* _The exercise_
Retype the data that follows line by line, exactly, and leave its pictures out.

══ Data excerpts ══

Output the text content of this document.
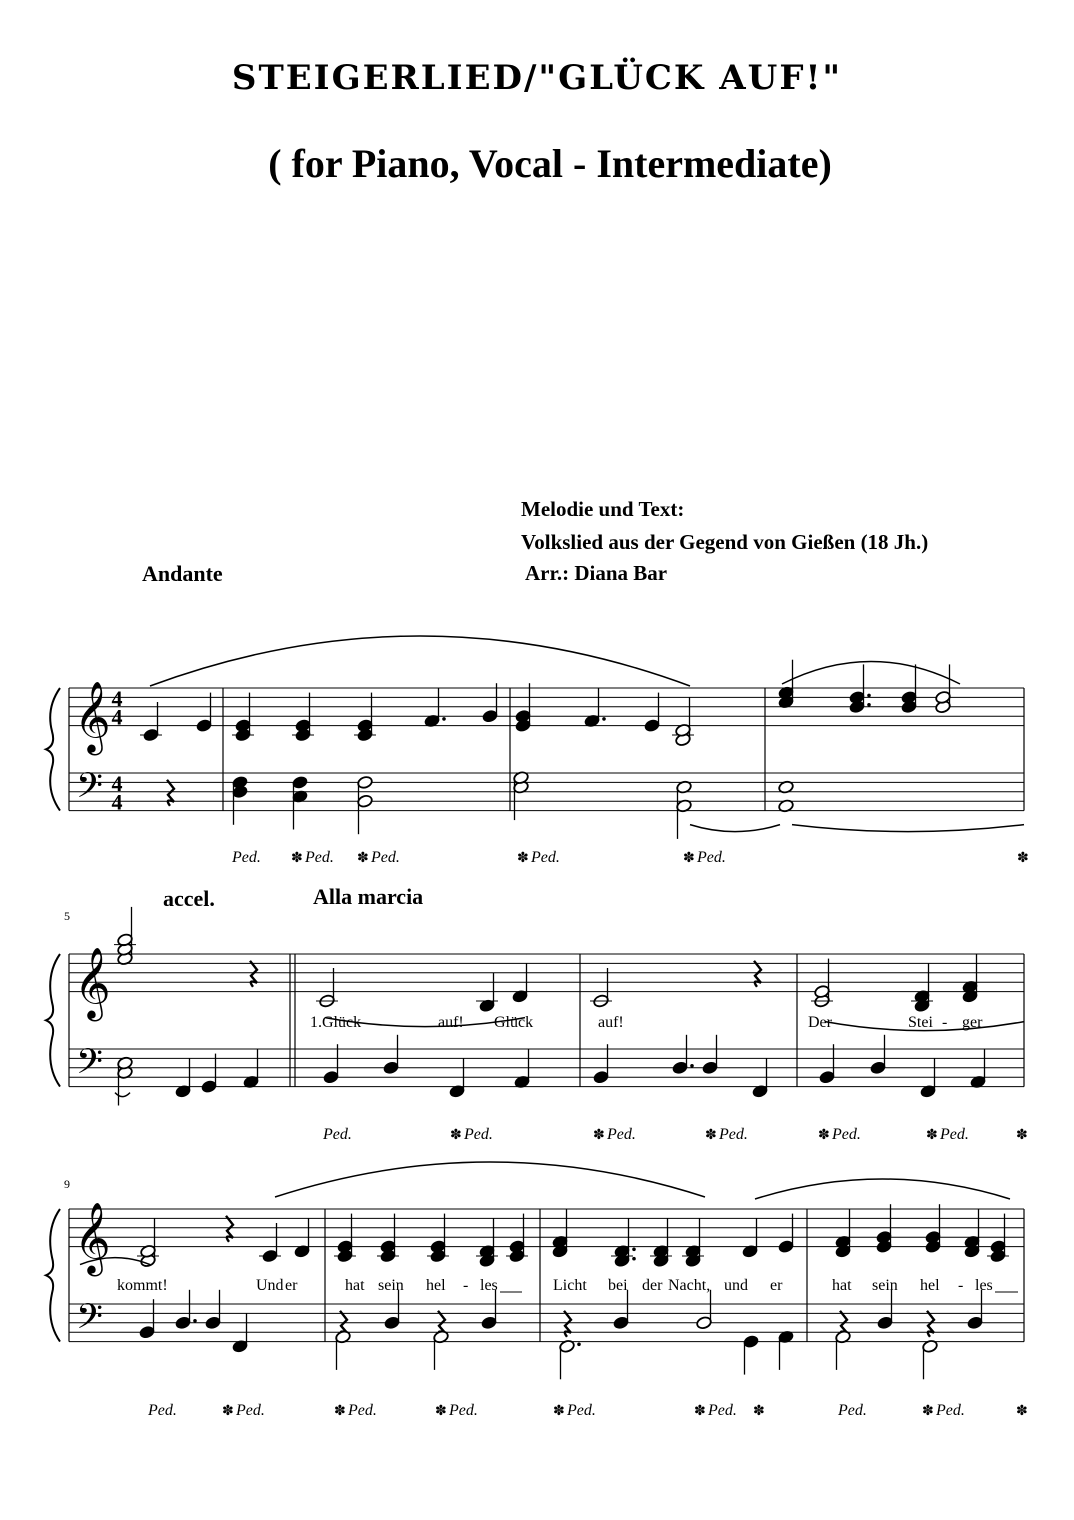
STEIGERLIED/"GLÜCK AUF!"
( for Piano, Vocal - Intermediate)
Melodie und Text:
Volkslied aus der Gegend von Gießen (18 Jh.)
Arr.: Diana Bar
Andante
accel.	Alla marcia
𝄞
𝄢
4
4
4
4
Ped. ✽ Ped. ✽ Ped.	✽ Ped.	✽ Ped.	✽
𝄞
𝄢
5
1.Glück	auf! Glück	auf!	Der	Stei - ger
Ped.	✽ Ped.	✽ Ped.	✽ Ped.	✽ Ped.	✽ Ped.	✽
𝄞
𝄢
9
kommt!	Und er	hat sein hel - les	Licht bei der Nacht, und er	hat sein hel - les
Ped.	✽ Ped.	✽ Ped.	✽ Ped.	✽ Ped.	✽ Ped. ✽	Ped.	✽ Ped.	✽
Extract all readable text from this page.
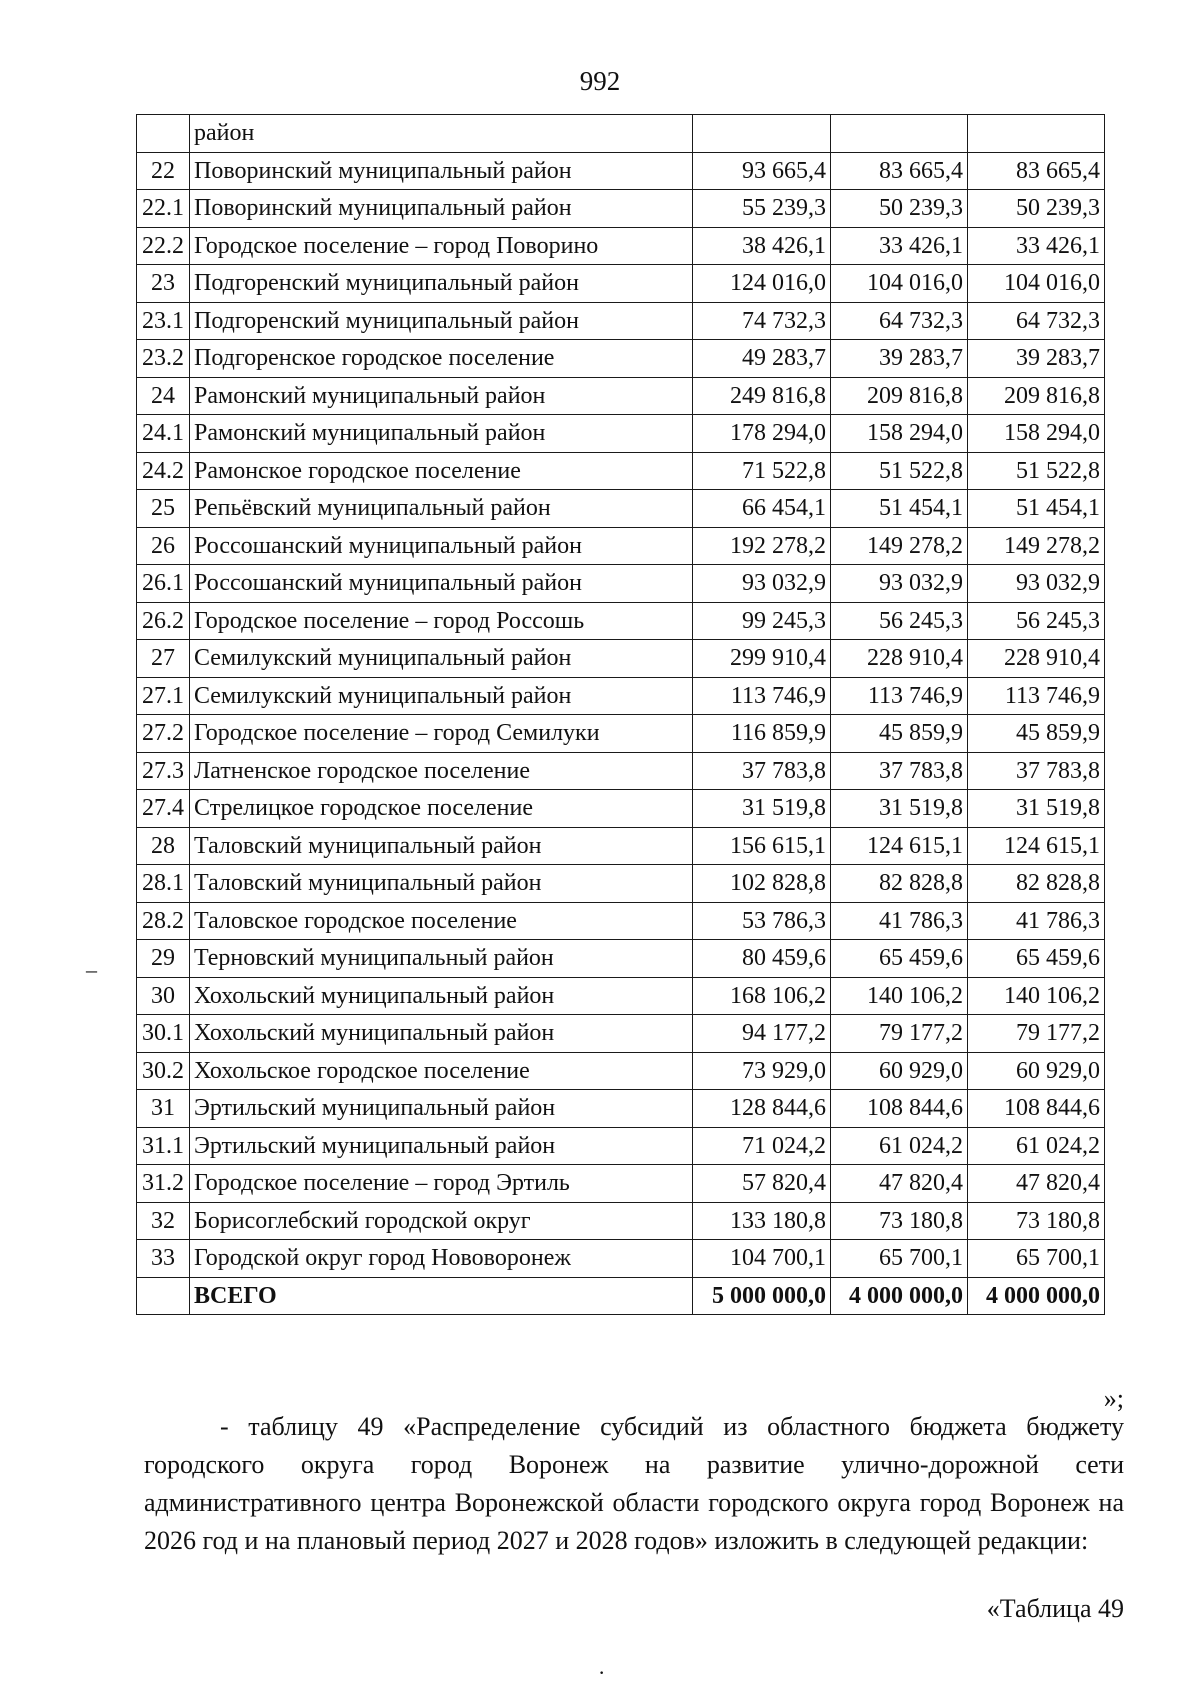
992
	район			
22	Поворинский муниципальный район	93 665,4	83 665,4	83 665,4
22.1	Поворинский муниципальный район	55 239,3	50 239,3	50 239,3
22.2	Городское поселение – город Поворино	38 426,1	33 426,1	33 426,1
23	Подгоренский муниципальный район	124 016,0	104 016,0	104 016,0
23.1	Подгоренский муниципальный район	74 732,3	64 732,3	64 732,3
23.2	Подгоренское городское поселение	49 283,7	39 283,7	39 283,7
24	Рамонский муниципальный район	249 816,8	209 816,8	209 816,8
24.1	Рамонский муниципальный район	178 294,0	158 294,0	158 294,0
24.2	Рамонское городское поселение	71 522,8	51 522,8	51 522,8
25	Репьёвский муниципальный район	66 454,1	51 454,1	51 454,1
26	Россошанский муниципальный район	192 278,2	149 278,2	149 278,2
26.1	Россошанский муниципальный район	93 032,9	93 032,9	93 032,9
26.2	Городское поселение – город Россошь	99 245,3	56 245,3	56 245,3
27	Семилукский муниципальный район	299 910,4	228 910,4	228 910,4
27.1	Семилукский муниципальный район	113 746,9	113 746,9	113 746,9
27.2	Городское поселение – город Семилуки	116 859,9	45 859,9	45 859,9
27.3	Латненское городское поселение	37 783,8	37 783,8	37 783,8
27.4	Стрелицкое городское поселение	31 519,8	31 519,8	31 519,8
28	Таловский муниципальный район	156 615,1	124 615,1	124 615,1
28.1	Таловский муниципальный район	102 828,8	82 828,8	82 828,8
28.2	Таловское городское поселение	53 786,3	41 786,3	41 786,3
29	Терновский муниципальный район	80 459,6	65 459,6	65 459,6
30	Хохольский муниципальный район	168 106,2	140 106,2	140 106,2
30.1	Хохольский муниципальный район	94 177,2	79 177,2	79 177,2
30.2	Хохольское городское поселение	73 929,0	60 929,0	60 929,0
31	Эртильский муниципальный район	128 844,6	108 844,6	108 844,6
31.1	Эртильский муниципальный район	71 024,2	61 024,2	61 024,2
31.2	Городское поселение – город Эртиль	57 820,4	47 820,4	47 820,4
32	Борисоглебский городской округ	133 180,8	73 180,8	73 180,8
33	Городской округ город Нововоронеж	104 700,1	65 700,1	65 700,1
	ВСЕГО	5 000 000,0	4 000 000,0	4 000 000,0
»;

- таблицу 49 «Распределение субсидий из областного бюджета бюджету городского округа город Воронеж на развитие улично-дорожной сети административного центра Воронежской области городского округа город Воронеж на 2026 год и на плановый период 2027 и 2028 годов» изложить в следующей редакции:

«Таблица 49
–
·
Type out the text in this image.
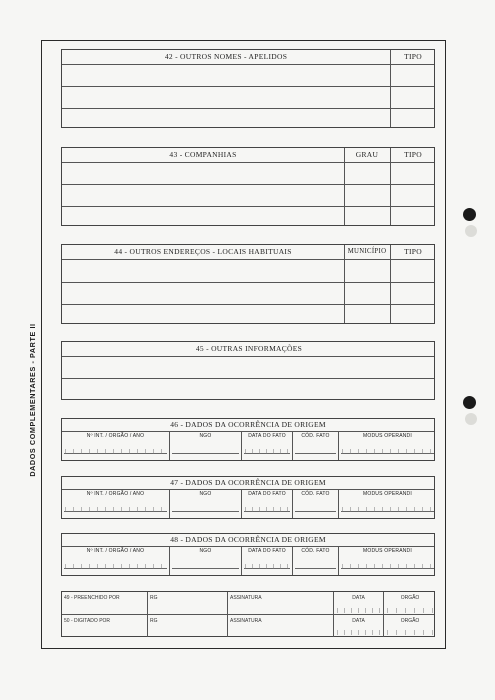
DADOS COMPLEMENTARES - PARTE II
42 - OUTROS NOMES - APELIDOS	TIPO
43 - COMPANHIAS	GRAU	TIPO
44 - OUTROS ENDEREÇOS - LOCAIS HABITUAIS	MUNICÍPIO	TIPO
45 - OUTRAS INFORMAÇÕES
46 - DADOS DA OCORRÊNCIA DE ORIGEM
Nº INT. / ORGÃO / ANO	NGO	DATA DO FATO	CÓD. FATO	MODUS OPERANDI
47 - DADOS DA OCORRÊNCIA DE ORIGEM
Nº INT. / ORGÃO / ANO	NGO	DATA DO FATO	CÓD. FATO	MODUS OPERANDI
48 - DADOS DA OCORRÊNCIA DE ORIGEM
Nº INT. / ORGÃO / ANO	NGO	DATA DO FATO	CÓD. FATO	MODUS OPERANDI
49 - PREENCHIDO POR	RG	ASSINATURA	DATA	ORGÃO
50 - DIGITADO POR	RG	ASSINATURA	DATA	ORGÃO
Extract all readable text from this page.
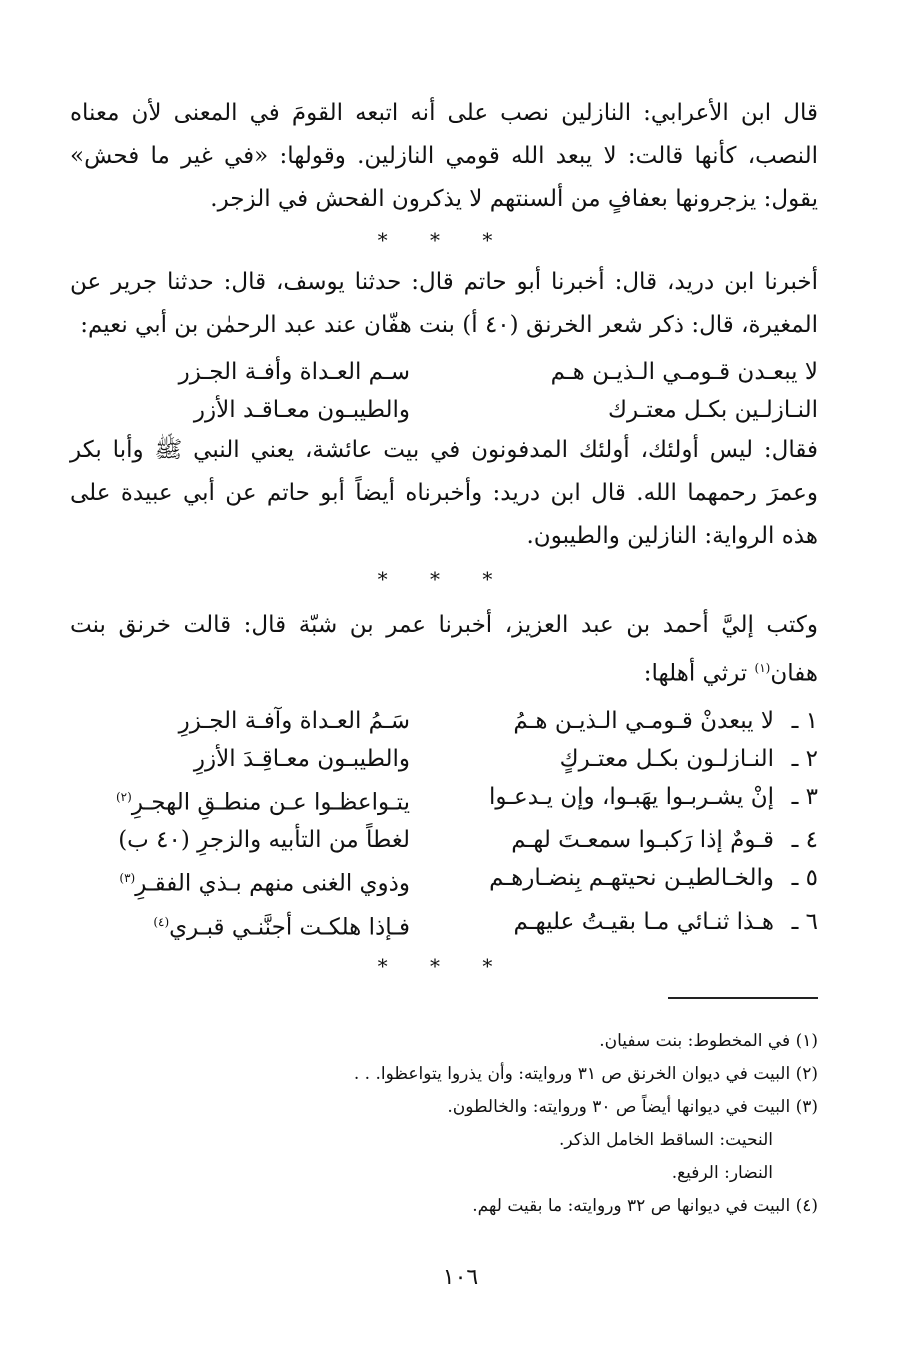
قال ابن الأعرابي: النازلين نصب على أنه اتبعه القومَ في المعنى لأن معناه النصب، كأنها قالت: لا يبعد الله قومي النازلين. وقولها: «في غير ما فحش» يقول: يزجرونها بعفافٍ من ألسنتهم لا يذكرون الفحش في الزجر.

* * *

أخبرنا ابن دريد، قال: أخبرنا أبو حاتم قال: حدثنا يوسف، قال: حدثنا جرير عن المغيرة، قال: ذكر شعر الخرنق (٤٠ أ) بنت هفّان عند عبد الرحمٰن بن أبي نعيم:

لا يبعـدن قـومـي الـذيـن هـم
سـم العـداة وأفـة الجـزر
النـازلـين بكـل معتـرك
والطيبـون معـاقـد الأزر

فقال: ليس أولئك، أولئك المدفونون في بيت عائشة، يعني النبي ﷺ وأبا بكر وعمرَ رحمهما الله. قال ابن دريد: وأخبرناه أيضاً أبو حاتم عن أبي عبيدة على هذه الرواية: النازلين والطيبون.

* * *

وكتب إليَّ أحمد بن عبد العزيز، أخبرنا عمر بن شبّة قال: قالت خرنق بنت هفان$^{(١)}$ ترثي أهلها:

١ ـلا يبعدنْ قـومـي الـذيـن هـمُ
سَـمُ العـداة وآفـة الجـزرِ
٢ ـالنـازلـون بكـل معتـركٍ
والطيبـون معـاقِـدَ الأزرِ
٣ ـإنْ يشـربـوا يهَبـوا، وإن يـدعـوا
يتـواعظـوا عـن منطـقِ الهجـرِ$^{(٢)}$
٤ ـقـومٌ إذا رَكبـوا سمعـتَ لهـم
لغطاً من التأبيه والزجرِ (٤٠ ب)
٥ ـوالخـالطيـن نحيتهـم بِنضـارهـم
وذوي الغنى منهم بـذي الفقـرِ$^{(٣)}$
٦ ـهـذا ثنـائي مـا بقيـتُ عليهـم
فـإذا هلكـت أجنَّنـي قبـري$^{(٤)}$

* * *

(١) في المخطوط: بنت سفيان.

(٢) البيت في ديوان الخرنق ص ٣١ وروايته: وأن يذروا يتواعظوا. . .

(٣) البيت في ديوانها أيضاً ص ٣٠ وروايته: والخالطون.

النحيت: الساقط الخامل الذكر.

النضار: الرفيع.

(٤) البيت في ديوانها ص ٣٢ وروايته: ما بقيت لهم.

١٠٦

═══

* _Answer_
Output the text content of this document.
STEIGERLIED/"GLÜCK AUF!"
( for Piano, Vocal - Intermediate)
Melodie und Text:
Volkslied aus der Gegend von Gießen (18 Jh.)
Arr.: Diana Bar
Andante
accel.	Alla marcia
𝄞
𝄢
4
4
4
4
Ped. ✽ Ped. ✽ Ped.	✽ Ped.	✽ Ped.	✽
𝄞
𝄢
5
1.Glück	auf! Glück	auf!	Der	Stei - ger
Ped.	✽ Ped.	✽ Ped.	✽ Ped.	✽ Ped.	✽ Ped.	✽
𝄞
𝄢
9
kommt!	Und er	hat sein hel - les	Licht bei der Nacht, und er	hat sein hel - les
Ped.	✽ Ped.	✽ Ped.	✽ Ped.	✽ Ped.	✽ Ped. ✽	Ped.	✽ Ped.	✽
Extract all readable text from this page.
992
	район			
22	Поворинский муниципальный район	93 665,4	83 665,4	83 665,4
22.1	Поворинский муниципальный район	55 239,3	50 239,3	50 239,3
22.2	Городское поселение – город Поворино	38 426,1	33 426,1	33 426,1
23	Подгоренский муниципальный район	124 016,0	104 016,0	104 016,0
23.1	Подгоренский муниципальный район	74 732,3	64 732,3	64 732,3
23.2	Подгоренское городское поселение	49 283,7	39 283,7	39 283,7
24	Рамонский муниципальный район	249 816,8	209 816,8	209 816,8
24.1	Рамонский муниципальный район	178 294,0	158 294,0	158 294,0
24.2	Рамонское городское поселение	71 522,8	51 522,8	51 522,8
25	Репьёвский муниципальный район	66 454,1	51 454,1	51 454,1
26	Россошанский муниципальный район	192 278,2	149 278,2	149 278,2
26.1	Россошанский муниципальный район	93 032,9	93 032,9	93 032,9
26.2	Городское поселение – город Россошь	99 245,3	56 245,3	56 245,3
27	Семилукский муниципальный район	299 910,4	228 910,4	228 910,4
27.1	Семилукский муниципальный район	113 746,9	113 746,9	113 746,9
27.2	Городское поселение – город Семилуки	116 859,9	45 859,9	45 859,9
27.3	Латненское городское поселение	37 783,8	37 783,8	37 783,8
27.4	Стрелицкое городское поселение	31 519,8	31 519,8	31 519,8
28	Таловский муниципальный район	156 615,1	124 615,1	124 615,1
28.1	Таловский муниципальный район	102 828,8	82 828,8	82 828,8
28.2	Таловское городское поселение	53 786,3	41 786,3	41 786,3
29	Терновский муниципальный район	80 459,6	65 459,6	65 459,6
30	Хохольский муниципальный район	168 106,2	140 106,2	140 106,2
30.1	Хохольский муниципальный район	94 177,2	79 177,2	79 177,2
30.2	Хохольское городское поселение	73 929,0	60 929,0	60 929,0
31	Эртильский муниципальный район	128 844,6	108 844,6	108 844,6
31.1	Эртильский муниципальный район	71 024,2	61 024,2	61 024,2
31.2	Городское поселение – город Эртиль	57 820,4	47 820,4	47 820,4
32	Борисоглебский городской округ	133 180,8	73 180,8	73 180,8
33	Городской округ город Нововоронеж	104 700,1	65 700,1	65 700,1
	ВСЕГО	5 000 000,0	4 000 000,0	4 000 000,0
»;

- таблицу 49 «Распределение субсидий из областного бюджета бюджету городского округа город Воронеж на развитие улично-дорожной сети административного центра Воронежской области городского округа город Воронеж на 2026 год и на плановый период 2027 и 2028 годов» изложить в следующей редакции:

«Таблица 49
–
·
Type out the text in this image.
DADOS COMPLEMENTARES - PARTE II
42 - OUTROS NOMES - APELIDOS	TIPO
43 - COMPANHIAS	GRAU	TIPO
44 - OUTROS ENDEREÇOS - LOCAIS HABITUAIS	MUNICÍPIO	TIPO
45 - OUTRAS INFORMAÇÕES
46 - DADOS DA OCORRÊNCIA DE ORIGEM
Nº INT. / ORGÃO / ANO	NGO	DATA DO FATO	CÓD. FATO	MODUS OPERANDI
47 - DADOS DA OCORRÊNCIA DE ORIGEM
Nº INT. / ORGÃO / ANO	NGO	DATA DO FATO	CÓD. FATO	MODUS OPERANDI
48 - DADOS DA OCORRÊNCIA DE ORIGEM
Nº INT. / ORGÃO / ANO	NGO	DATA DO FATO	CÓD. FATO	MODUS OPERANDI
49 - PREENCHIDO POR	RG	ASSINATURA	DATA	ORGÃO
50 - DIGITADO POR	RG	ASSINATURA	DATA	ORGÃO
Extract all readable text from this page.
قال ابن الأعرابي: النازلين نصب على أنه اتبعه القومَ في المعنى لأن معناه النصب، كأنها قالت: لا يبعد الله قومي النازلين. وقولها: «في غير ما فحش» يقول: يزجرونها بعفافٍ من ألسنتهم لا يذكرون الفحش في الزجر.

* * *

أخبرنا ابن دريد، قال: أخبرنا أبو حاتم قال: حدثنا يوسف، قال: حدثنا جرير عن المغيرة، قال: ذكر شعر الخرنق (٤٠ أ) بنت هفّان عند عبد الرحمٰن بن أبي نعيم:

لا يبعـدن قـومـي الـذيـن هـم
سـم العـداة وأفـة الجـزر
النـازلـين بكـل معتـرك
والطيبـون معـاقـد الأزر

فقال: ليس أولئك، أولئك المدفونون في بيت عائشة، يعني النبي ﷺ وأبا بكر وعمرَ رحمهما الله. قال ابن دريد: وأخبرناه أيضاً أبو حاتم عن أبي عبيدة على هذه الرواية: النازلين والطيبون.

* * *

وكتب إليَّ أحمد بن عبد العزيز، أخبرنا عمر بن شبّة قال: قالت خرنق بنت هفان$^{(١)}$ ترثي أهلها:

١ ـلا يبعدنْ قـومـي الـذيـن هـمُ
سَـمُ العـداة وآفـة الجـزرِ
٢ ـالنـازلـون بكـل معتـركٍ
والطيبـون معـاقِـدَ الأزرِ
٣ ـإنْ يشـربـوا يهَبـوا، وإن يـدعـوا
يتـواعظـوا عـن منطـقِ الهجـرِ$^{(٢)}$
٤ ـقـومٌ إذا رَكبـوا سمعـتَ لهـم
لغطاً من التأبيه والزجرِ (٤٠ ب)
٥ ـوالخـالطيـن نحيتهـم بِنضـارهـم
وذوي الغنى منهم بـذي الفقـرِ$^{(٣)}$
٦ ـهـذا ثنـائي مـا بقيـتُ عليهـم
فـإذا هلكـت أجنَّنـي قبـري$^{(٤)}$

* * *

(١) في المخطوط: بنت سفيان.

(٢) البيت في ديوان الخرنق ص ٣١ وروايته: وأن يذروا يتواعظوا. . .

(٣) البيت في ديوانها أيضاً ص ٣٠ وروايته: والخالطون.

النحيت: الساقط الخامل الذكر.

النضار: الرفيع.

(٤) البيت في ديوانها ص ٣٢ وروايته: ما بقيت لهم.

١٠٦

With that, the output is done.